● **Problem to solve**:
Make an exact copy of the records, with the pictures left out.

[Records about charts and figures]
----------

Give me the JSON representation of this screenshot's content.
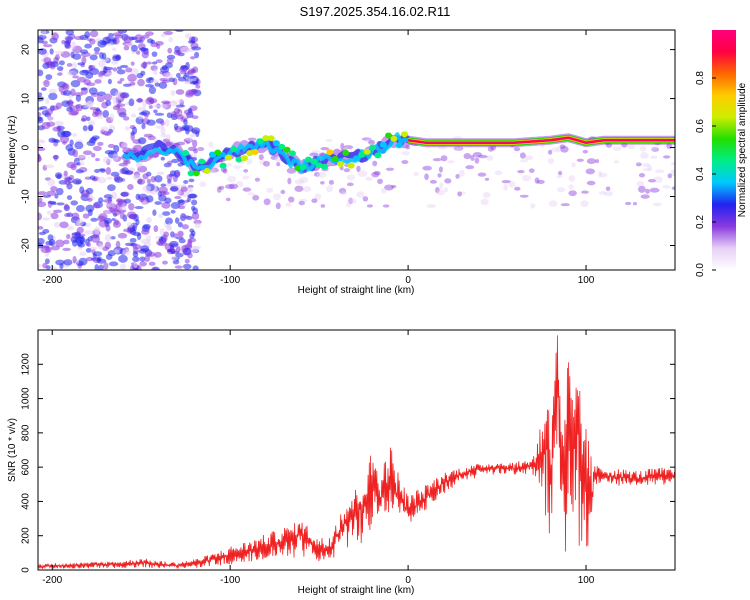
{
  "title": "S197.2025.354.16.02.R11",
  "chart_data": [
    {
      "type": "heatmap",
      "title": "S197.2025.354.16.02.R11",
      "xlabel": "Height of straight line (km)",
      "ylabel": "Frequency (Hz)",
      "xlim": [
        -208,
        150
      ],
      "ylim": [
        -25,
        24
      ],
      "xticks": [
        -200,
        -100,
        0,
        100
      ],
      "yticks": [
        -20,
        -10,
        0,
        10,
        20
      ],
      "xtick_labels": [
        "-200",
        "-100",
        "0",
        "100"
      ],
      "ytick_labels": [
        "-20",
        "-10",
        "0",
        "10",
        "20"
      ],
      "ridge": {
        "x": [
          -160,
          -155,
          -150,
          -140,
          -130,
          -120,
          -110,
          -100,
          -90,
          -80,
          -70,
          -60,
          -50,
          -40,
          -30,
          -20,
          -10,
          -5,
          0,
          10,
          20,
          40,
          60,
          80,
          90,
          100,
          110,
          130,
          150
        ],
        "y": [
          -2,
          -2,
          -1.5,
          0,
          -1,
          -4,
          -3,
          -1,
          0,
          1,
          -2,
          -4,
          -3,
          -2,
          -2,
          -1,
          1,
          2,
          1.5,
          1,
          1,
          1,
          1,
          1.5,
          2,
          1,
          1.5,
          1.5,
          1.5
        ]
      },
      "colorbar": {
        "label": "Normalized spectral amplitude",
        "range": [
          0.0,
          1.0
        ],
        "ticks": [
          0.0,
          0.2,
          0.4,
          0.6,
          0.8
        ],
        "tick_labels": [
          "0.0",
          "0.2",
          "0.4",
          "0.6",
          "0.8"
        ],
        "colormap": [
          "#ffffff",
          "#e6d0f5",
          "#8a3ae0",
          "#2222ee",
          "#00c8ff",
          "#00ee88",
          "#22dd00",
          "#ccee00",
          "#ffcc00",
          "#ff6600",
          "#ff0040",
          "#ff0080"
        ]
      }
    },
    {
      "type": "line",
      "xlabel": "Height of straight line (km)",
      "ylabel": "SNR (10 * v/v)",
      "xlim": [
        -208,
        150
      ],
      "ylim": [
        0,
        1400
      ],
      "xticks": [
        -200,
        -100,
        0,
        100
      ],
      "yticks": [
        0,
        200,
        400,
        600,
        800,
        1000,
        1200
      ],
      "xtick_labels": [
        "-200",
        "-100",
        "0",
        "100"
      ],
      "ytick_labels": [
        "0",
        "200",
        "400",
        "600",
        "800",
        "1000",
        "1200"
      ],
      "series": [
        {
          "name": "SNR",
          "color": "#ee2222",
          "x": [
            -208,
            -200,
            -180,
            -160,
            -150,
            -140,
            -130,
            -120,
            -110,
            -100,
            -90,
            -80,
            -70,
            -65,
            -60,
            -55,
            -50,
            -45,
            -40,
            -35,
            -30,
            -25,
            -22,
            -20,
            -18,
            -15,
            -12,
            -10,
            -8,
            -5,
            0,
            5,
            10,
            15,
            20,
            25,
            30,
            40,
            50,
            60,
            65,
            70,
            75,
            78,
            80,
            82,
            84,
            86,
            88,
            90,
            92,
            95,
            98,
            100,
            102,
            105,
            110,
            120,
            130,
            140,
            150
          ],
          "y": [
            20,
            25,
            30,
            35,
            45,
            30,
            25,
            40,
            60,
            90,
            110,
            140,
            170,
            190,
            220,
            160,
            120,
            110,
            200,
            280,
            330,
            380,
            420,
            500,
            450,
            420,
            500,
            560,
            480,
            420,
            340,
            380,
            420,
            470,
            510,
            540,
            560,
            590,
            600,
            590,
            600,
            610,
            620,
            850,
            500,
            1000,
            1150,
            700,
            400,
            1100,
            600,
            900,
            400,
            700,
            300,
            560,
            550,
            540,
            530,
            545,
            540
          ],
          "envelope_hi": [
            35,
            40,
            45,
            55,
            70,
            55,
            45,
            65,
            95,
            140,
            170,
            210,
            250,
            270,
            290,
            250,
            190,
            200,
            320,
            420,
            470,
            560,
            620,
            800,
            650,
            620,
            680,
            740,
            660,
            560,
            440,
            470,
            500,
            540,
            570,
            590,
            600,
            620,
            630,
            630,
            640,
            660,
            900,
            1050,
            950,
            1250,
            1400,
            1150,
            950,
            1300,
            1050,
            1100,
            1000,
            950,
            700,
            610,
            600,
            590,
            580,
            600,
            590
          ],
          "envelope_lo": [
            5,
            8,
            10,
            12,
            15,
            10,
            8,
            12,
            20,
            30,
            40,
            50,
            60,
            70,
            80,
            60,
            45,
            40,
            80,
            110,
            140,
            160,
            180,
            220,
            230,
            240,
            280,
            320,
            300,
            320,
            260,
            300,
            350,
            400,
            440,
            480,
            500,
            540,
            560,
            550,
            560,
            550,
            450,
            150,
            80,
            200,
            40,
            300,
            100,
            60,
            250,
            150,
            80,
            20,
            180,
            500,
            500,
            490,
            490,
            500,
            490
          ]
        }
      ]
    }
  ]
}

----------

● **Response**:
Give me the JSON representation of this screenshot's content.
{
  "title": "S197.2025.354.16.02.R11",
  "chart_data": [
    {
      "type": "heatmap",
      "title": "S197.2025.354.16.02.R11",
      "xlabel": "Height of straight line (km)",
      "ylabel": "Frequency (Hz)",
      "xlim": [
        -208,
        150
      ],
      "ylim": [
        -25,
        24
      ],
      "xticks": [
        -200,
        -100,
        0,
        100
      ],
      "yticks": [
        -20,
        -10,
        0,
        10,
        20
      ],
      "xtick_labels": [
        "-200",
        "-100",
        "0",
        "100"
      ],
      "ytick_labels": [
        "-20",
        "-10",
        "0",
        "10",
        "20"
      ],
      "ridge": {
        "x": [
          -160,
          -155,
          -150,
          -140,
          -130,
          -120,
          -110,
          -100,
          -90,
          -80,
          -70,
          -60,
          -50,
          -40,
          -30,
          -20,
          -10,
          -5,
          0,
          10,
          20,
          40,
          60,
          80,
          90,
          100,
          110,
          130,
          150
        ],
        "y": [
          -2,
          -2,
          -1.5,
          0,
          -1,
          -4,
          -3,
          -1,
          0,
          1,
          -2,
          -4,
          -3,
          -2,
          -2,
          -1,
          1,
          2,
          1.5,
          1,
          1,
          1,
          1,
          1.5,
          2,
          1,
          1.5,
          1.5,
          1.5
        ]
      },
      "colorbar": {
        "label": "Normalized spectral amplitude",
        "range": [
          0.0,
          1.0
        ],
        "ticks": [
          0.0,
          0.2,
          0.4,
          0.6,
          0.8
        ],
        "tick_labels": [
          "0.0",
          "0.2",
          "0.4",
          "0.6",
          "0.8"
        ],
        "colormap": [
          "#ffffff",
          "#e6d0f5",
          "#8a3ae0",
          "#2222ee",
          "#00c8ff",
          "#00ee88",
          "#22dd00",
          "#ccee00",
          "#ffcc00",
          "#ff6600",
          "#ff0040",
          "#ff0080"
        ]
      }
    },
    {
      "type": "line",
      "xlabel": "Height of straight line (km)",
      "ylabel": "SNR (10 * v/v)",
      "xlim": [
        -208,
        150
      ],
      "ylim": [
        0,
        1400
      ],
      "xticks": [
        -200,
        -100,
        0,
        100
      ],
      "yticks": [
        0,
        200,
        400,
        600,
        800,
        1000,
        1200
      ],
      "xtick_labels": [
        "-200",
        "-100",
        "0",
        "100"
      ],
      "ytick_labels": [
        "0",
        "200",
        "400",
        "600",
        "800",
        "1000",
        "1200"
      ],
      "series": [
        {
          "name": "SNR",
          "color": "#ee2222",
          "x": [
            -208,
            -200,
            -180,
            -160,
            -150,
            -140,
            -130,
            -120,
            -110,
            -100,
            -90,
            -80,
            -70,
            -65,
            -60,
            -55,
            -50,
            -45,
            -40,
            -35,
            -30,
            -25,
            -22,
            -20,
            -18,
            -15,
            -12,
            -10,
            -8,
            -5,
            0,
            5,
            10,
            15,
            20,
            25,
            30,
            40,
            50,
            60,
            65,
            70,
            75,
            78,
            80,
            82,
            84,
            86,
            88,
            90,
            92,
            95,
            98,
            100,
            102,
            105,
            110,
            120,
            130,
            140,
            150
          ],
          "y": [
            20,
            25,
            30,
            35,
            45,
            30,
            25,
            40,
            60,
            90,
            110,
            140,
            170,
            190,
            220,
            160,
            120,
            110,
            200,
            280,
            330,
            380,
            420,
            500,
            450,
            420,
            500,
            560,
            480,
            420,
            340,
            380,
            420,
            470,
            510,
            540,
            560,
            590,
            600,
            590,
            600,
            610,
            620,
            850,
            500,
            1000,
            1150,
            700,
            400,
            1100,
            600,
            900,
            400,
            700,
            300,
            560,
            550,
            540,
            530,
            545,
            540
          ],
          "envelope_hi": [
            35,
            40,
            45,
            55,
            70,
            55,
            45,
            65,
            95,
            140,
            170,
            210,
            250,
            270,
            290,
            250,
            190,
            200,
            320,
            420,
            470,
            560,
            620,
            800,
            650,
            620,
            680,
            740,
            660,
            560,
            440,
            470,
            500,
            540,
            570,
            590,
            600,
            620,
            630,
            630,
            640,
            660,
            900,
            1050,
            950,
            1250,
            1400,
            1150,
            950,
            1300,
            1050,
            1100,
            1000,
            950,
            700,
            610,
            600,
            590,
            580,
            600,
            590
          ],
          "envelope_lo": [
            5,
            8,
            10,
            12,
            15,
            10,
            8,
            12,
            20,
            30,
            40,
            50,
            60,
            70,
            80,
            60,
            45,
            40,
            80,
            110,
            140,
            160,
            180,
            220,
            230,
            240,
            280,
            320,
            300,
            320,
            260,
            300,
            350,
            400,
            440,
            480,
            500,
            540,
            560,
            550,
            560,
            550,
            450,
            150,
            80,
            200,
            40,
            300,
            100,
            60,
            250,
            150,
            80,
            20,
            180,
            500,
            500,
            490,
            490,
            500,
            490
          ]
        }
      ]
    }
  ]
}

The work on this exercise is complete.